• _TO BE DONE_
Write out the records word for word, with no pictures.
┄┄┄┄┄┄
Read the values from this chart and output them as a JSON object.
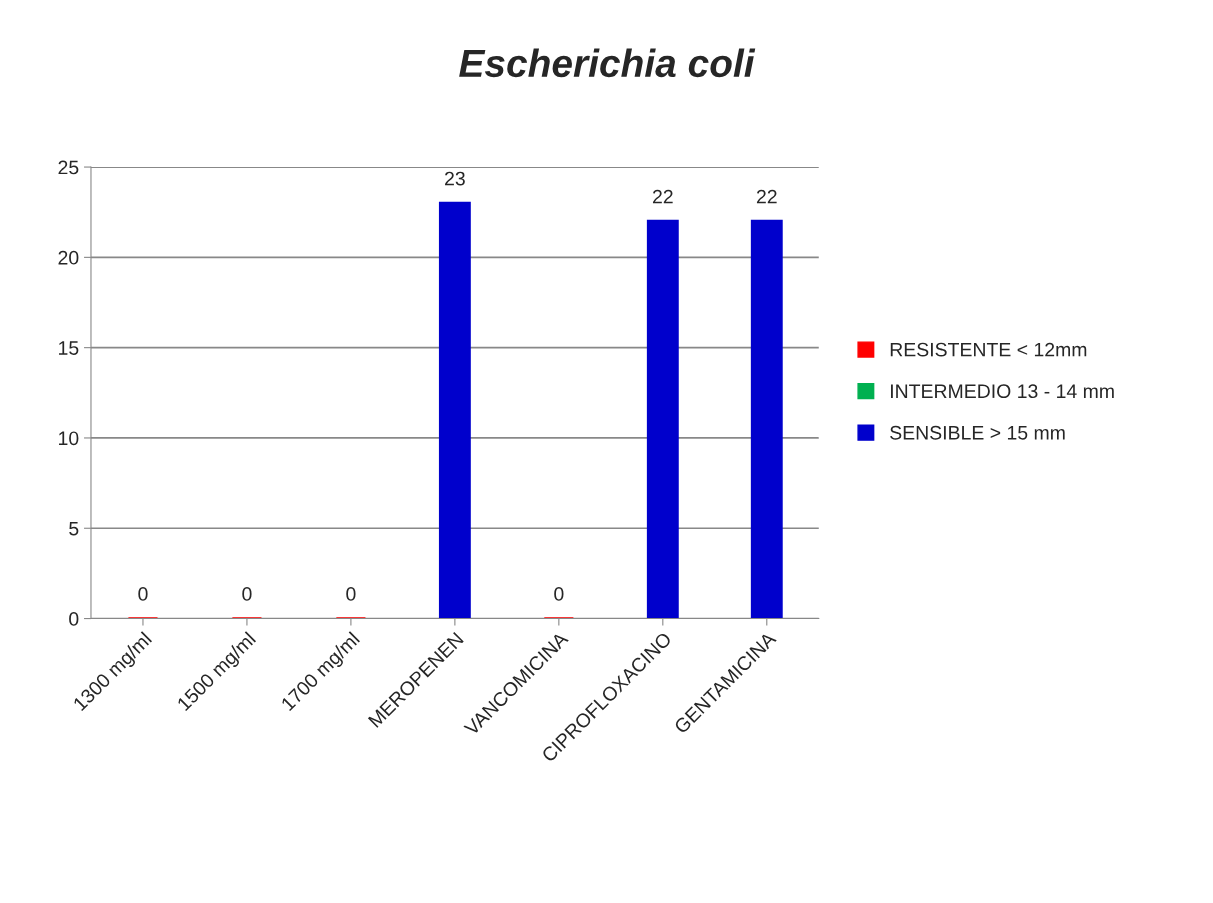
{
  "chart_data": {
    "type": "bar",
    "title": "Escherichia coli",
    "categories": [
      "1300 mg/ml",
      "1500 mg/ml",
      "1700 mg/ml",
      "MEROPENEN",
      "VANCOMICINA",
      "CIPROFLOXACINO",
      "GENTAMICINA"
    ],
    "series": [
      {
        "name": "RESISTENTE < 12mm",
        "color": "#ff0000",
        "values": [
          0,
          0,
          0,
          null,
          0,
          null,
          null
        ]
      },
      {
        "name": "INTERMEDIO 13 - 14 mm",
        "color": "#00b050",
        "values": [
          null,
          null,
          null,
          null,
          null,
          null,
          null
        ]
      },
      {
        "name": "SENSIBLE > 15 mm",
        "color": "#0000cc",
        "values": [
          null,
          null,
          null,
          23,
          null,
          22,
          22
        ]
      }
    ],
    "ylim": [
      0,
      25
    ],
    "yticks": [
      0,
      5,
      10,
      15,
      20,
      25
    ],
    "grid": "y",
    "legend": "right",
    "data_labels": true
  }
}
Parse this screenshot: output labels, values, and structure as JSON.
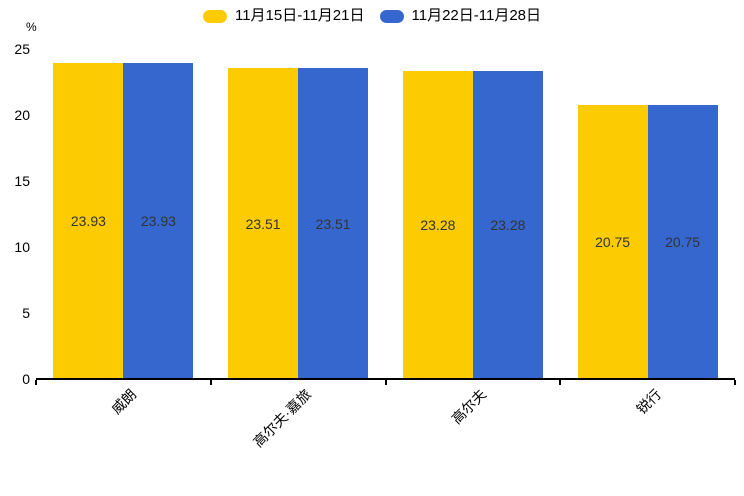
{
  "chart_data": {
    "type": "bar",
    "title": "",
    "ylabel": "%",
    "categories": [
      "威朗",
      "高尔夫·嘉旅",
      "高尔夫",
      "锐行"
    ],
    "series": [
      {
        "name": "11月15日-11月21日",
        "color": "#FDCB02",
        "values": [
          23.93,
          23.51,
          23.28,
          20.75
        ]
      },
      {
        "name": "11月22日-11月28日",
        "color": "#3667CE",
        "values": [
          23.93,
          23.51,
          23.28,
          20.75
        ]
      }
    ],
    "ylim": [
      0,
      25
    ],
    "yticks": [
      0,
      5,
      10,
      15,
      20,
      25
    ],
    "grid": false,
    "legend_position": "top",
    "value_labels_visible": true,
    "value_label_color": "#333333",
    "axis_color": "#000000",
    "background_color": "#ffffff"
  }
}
┄┄┄┄┄┄
• _TASK RESULT_
Read the values from this chart and output them as a JSON object.
{
  "chart_data": {
    "type": "bar",
    "title": "Escherichia coli",
    "categories": [
      "1300 mg/ml",
      "1500 mg/ml",
      "1700 mg/ml",
      "MEROPENEN",
      "VANCOMICINA",
      "CIPROFLOXACINO",
      "GENTAMICINA"
    ],
    "series": [
      {
        "name": "RESISTENTE < 12mm",
        "color": "#ff0000",
        "values": [
          0,
          0,
          0,
          null,
          0,
          null,
          null
        ]
      },
      {
        "name": "INTERMEDIO 13 - 14 mm",
        "color": "#00b050",
        "values": [
          null,
          null,
          null,
          null,
          null,
          null,
          null
        ]
      },
      {
        "name": "SENSIBLE > 15 mm",
        "color": "#0000cc",
        "values": [
          null,
          null,
          null,
          23,
          null,
          22,
          22
        ]
      }
    ],
    "ylim": [
      0,
      25
    ],
    "yticks": [
      0,
      5,
      10,
      15,
      20,
      25
    ],
    "grid": "y",
    "legend": "right",
    "data_labels": true
  }
}
Parse this screenshot: output labels, values, and structure as JSON.
{
  "chart_data": {
    "type": "bar",
    "title": "",
    "ylabel": "%",
    "categories": [
      "威朗",
      "高尔夫·嘉旅",
      "高尔夫",
      "锐行"
    ],
    "series": [
      {
        "name": "11月15日-11月21日",
        "color": "#FDCB02",
        "values": [
          23.93,
          23.51,
          23.28,
          20.75
        ]
      },
      {
        "name": "11月22日-11月28日",
        "color": "#3667CE",
        "values": [
          23.93,
          23.51,
          23.28,
          20.75
        ]
      }
    ],
    "ylim": [
      0,
      25
    ],
    "yticks": [
      0,
      5,
      10,
      15,
      20,
      25
    ],
    "grid": false,
    "legend_position": "top",
    "value_labels_visible": true,
    "value_label_color": "#333333",
    "axis_color": "#000000",
    "background_color": "#ffffff"
  }
}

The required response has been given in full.